**EXCERPT TO READ**
This release adds compatibility with Pig 0.12 (courtesy of jarcec).
Additions:
- Added SHA hash UDF.
- InUDF and AssertUDF added for Pig 0.12 compatibility. These are the same as In and Assert.
- SimpleRandomSample, which implements a scalable simple random sampling algorithm.
Fixes:
- Fixed the schema declarations of several UDFs for compatibility with Pig 0.12, which is now stricter with schemas.
This is not a backwards compatible release.
Additions:
- Added SampleByKey, which provides a way to sample tuples based on certain fields.
- Added Coalesce, which returns the first non-null value from a list of arguments like SQL's COALESCE.
- Added BagGroup, which performs an in-memory group operation on a bag.
- Added ReservoirSample
- Added In filter func, which behaves like SQL's IN
- Added EmptyBagToNullFields, which enables multi-relation left joins using COGROUP
- Sessionize now supports long values for timestamp, in addition to string representation of time.
- BagConcat can now operate on a bag of bags, in addition to a tuple of bags
- Created TransposeTupleToBag, which creates a bag of key-value pairs from a tuple
- SessionCount now implements Accumulator interface
- DistinctBy now implements Accumulator interface
- Using PigUnit from Maven for testing, instead of checked-in JAR
- Added many more test cases to improve coverage
- Improved documentation
Changes:
- Moved WeightedSample to datafu.pig.sampling
- Using Pig 0.11.1 for testing.

**WRITTEN PROBLEM A**
Reproduce the release notes above in full, word for word.

Items listed in a dataset
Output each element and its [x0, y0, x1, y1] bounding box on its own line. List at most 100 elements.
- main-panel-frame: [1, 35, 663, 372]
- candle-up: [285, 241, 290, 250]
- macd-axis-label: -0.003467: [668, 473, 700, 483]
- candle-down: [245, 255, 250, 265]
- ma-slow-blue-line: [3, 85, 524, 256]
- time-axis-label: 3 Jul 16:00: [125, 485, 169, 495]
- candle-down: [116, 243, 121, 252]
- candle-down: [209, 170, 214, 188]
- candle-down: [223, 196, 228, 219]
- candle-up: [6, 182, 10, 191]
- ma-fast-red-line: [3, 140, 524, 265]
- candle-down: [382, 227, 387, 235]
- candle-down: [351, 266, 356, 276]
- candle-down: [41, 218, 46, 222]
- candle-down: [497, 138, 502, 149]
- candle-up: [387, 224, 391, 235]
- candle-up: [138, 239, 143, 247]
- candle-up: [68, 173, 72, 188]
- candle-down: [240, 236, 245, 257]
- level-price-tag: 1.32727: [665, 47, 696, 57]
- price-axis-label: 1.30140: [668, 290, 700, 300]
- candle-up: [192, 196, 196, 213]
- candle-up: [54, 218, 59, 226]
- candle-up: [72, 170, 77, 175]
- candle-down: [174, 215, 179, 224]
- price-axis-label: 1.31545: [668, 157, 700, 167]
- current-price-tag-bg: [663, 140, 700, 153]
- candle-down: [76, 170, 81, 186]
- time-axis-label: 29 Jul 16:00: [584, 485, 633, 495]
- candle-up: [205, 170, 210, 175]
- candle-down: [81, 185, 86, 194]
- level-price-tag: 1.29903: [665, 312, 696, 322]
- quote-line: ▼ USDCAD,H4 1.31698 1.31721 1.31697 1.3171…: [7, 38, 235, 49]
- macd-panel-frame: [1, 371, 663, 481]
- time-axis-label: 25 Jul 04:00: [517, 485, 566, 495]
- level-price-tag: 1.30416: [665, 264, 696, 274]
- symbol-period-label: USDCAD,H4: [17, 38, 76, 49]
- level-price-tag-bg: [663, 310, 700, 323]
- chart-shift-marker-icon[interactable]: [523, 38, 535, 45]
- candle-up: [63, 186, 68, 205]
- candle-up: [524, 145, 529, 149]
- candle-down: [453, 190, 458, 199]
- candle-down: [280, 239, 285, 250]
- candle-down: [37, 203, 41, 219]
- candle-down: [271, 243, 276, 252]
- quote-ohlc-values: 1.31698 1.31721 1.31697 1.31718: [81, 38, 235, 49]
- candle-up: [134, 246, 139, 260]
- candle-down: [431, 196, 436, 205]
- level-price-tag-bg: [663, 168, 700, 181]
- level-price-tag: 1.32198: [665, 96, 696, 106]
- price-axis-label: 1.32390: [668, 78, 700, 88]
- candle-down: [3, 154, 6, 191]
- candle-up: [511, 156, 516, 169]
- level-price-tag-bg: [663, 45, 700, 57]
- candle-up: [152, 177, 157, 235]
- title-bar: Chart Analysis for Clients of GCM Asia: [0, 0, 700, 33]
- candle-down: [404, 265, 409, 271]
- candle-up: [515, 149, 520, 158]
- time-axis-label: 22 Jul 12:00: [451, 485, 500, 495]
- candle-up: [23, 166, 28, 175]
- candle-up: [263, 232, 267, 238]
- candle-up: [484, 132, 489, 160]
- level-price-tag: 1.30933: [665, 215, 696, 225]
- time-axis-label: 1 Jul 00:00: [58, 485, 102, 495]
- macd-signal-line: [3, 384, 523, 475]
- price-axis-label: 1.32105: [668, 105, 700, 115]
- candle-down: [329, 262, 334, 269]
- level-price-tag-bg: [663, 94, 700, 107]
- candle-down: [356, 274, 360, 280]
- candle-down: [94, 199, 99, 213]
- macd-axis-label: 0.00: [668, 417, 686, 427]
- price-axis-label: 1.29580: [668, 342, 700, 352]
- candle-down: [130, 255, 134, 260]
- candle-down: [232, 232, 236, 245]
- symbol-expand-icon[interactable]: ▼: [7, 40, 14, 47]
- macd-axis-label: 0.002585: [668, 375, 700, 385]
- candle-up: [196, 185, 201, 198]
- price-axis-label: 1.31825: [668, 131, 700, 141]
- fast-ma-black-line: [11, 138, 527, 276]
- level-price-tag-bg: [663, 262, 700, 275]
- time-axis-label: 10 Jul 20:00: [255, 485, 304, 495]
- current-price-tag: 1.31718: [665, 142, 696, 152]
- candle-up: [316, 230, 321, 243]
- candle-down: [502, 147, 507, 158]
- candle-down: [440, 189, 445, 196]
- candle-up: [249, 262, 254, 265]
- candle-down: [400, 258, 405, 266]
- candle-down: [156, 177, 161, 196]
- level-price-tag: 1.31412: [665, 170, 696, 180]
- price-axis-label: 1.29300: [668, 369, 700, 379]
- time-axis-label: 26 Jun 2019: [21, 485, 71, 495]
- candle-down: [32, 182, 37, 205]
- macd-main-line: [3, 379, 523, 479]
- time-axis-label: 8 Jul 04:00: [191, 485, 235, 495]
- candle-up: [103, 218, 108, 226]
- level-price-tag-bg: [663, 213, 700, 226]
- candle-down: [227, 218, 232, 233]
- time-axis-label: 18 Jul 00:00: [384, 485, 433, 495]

**WRITTEN PROBLEM B**
Select every line in the records above that contains the string "interactable". The match is case-sensitive.

**TASK SOLUTION A**
This release adds compatibility with Pig 0.12 (courtesy of jarcec).
Additions:
- Added SHA hash UDF.
- InUDF and AssertUDF added for Pig 0.12 compatibility. These are the same as In and Assert.
- SimpleRandomSample, which implements a scalable simple random sampling algorithm.
Fixes:
- Fixed the schema declarations of several UDFs for compatibility with Pig 0.12, which is now stricter with schemas.
This is not a backwards compatible release.
Additions:
- Added SampleByKey, which provides a way to sample tuples based on certain fields.
- Added Coalesce, which returns the first non-null value from a list of arguments like SQL's COALESCE.
- Added BagGroup, which performs an in-memory group operation on a bag.
- Added ReservoirSample
- Added In filter func, which behaves like SQL's IN
- Added EmptyBagToNullFields, which enables multi-relation left joins using COGROUP
- Sessionize now supports long values for timestamp, in addition to string representation of time.
- BagConcat can now operate on a bag of bags, in addition to a tuple of bags
- Created TransposeTupleToBag, which creates a bag of key-value pairs from a tuple
- SessionCount now implements Accumulator interface
- DistinctBy now implements Accumulator interface
- Using PigUnit from Maven for testing, instead of checked-in JAR
- Added many more test cases to improve coverage
- Improved documentation
Changes:
- Moved WeightedSample to datafu.pig.sampling
- Using Pig 0.11.1 for testing.

**TASK SOLUTION B**
- chart-shift-marker-icon[interactable]: [523, 38, 535, 45]
- symbol-expand-icon[interactable]: ▼: [7, 40, 14, 47]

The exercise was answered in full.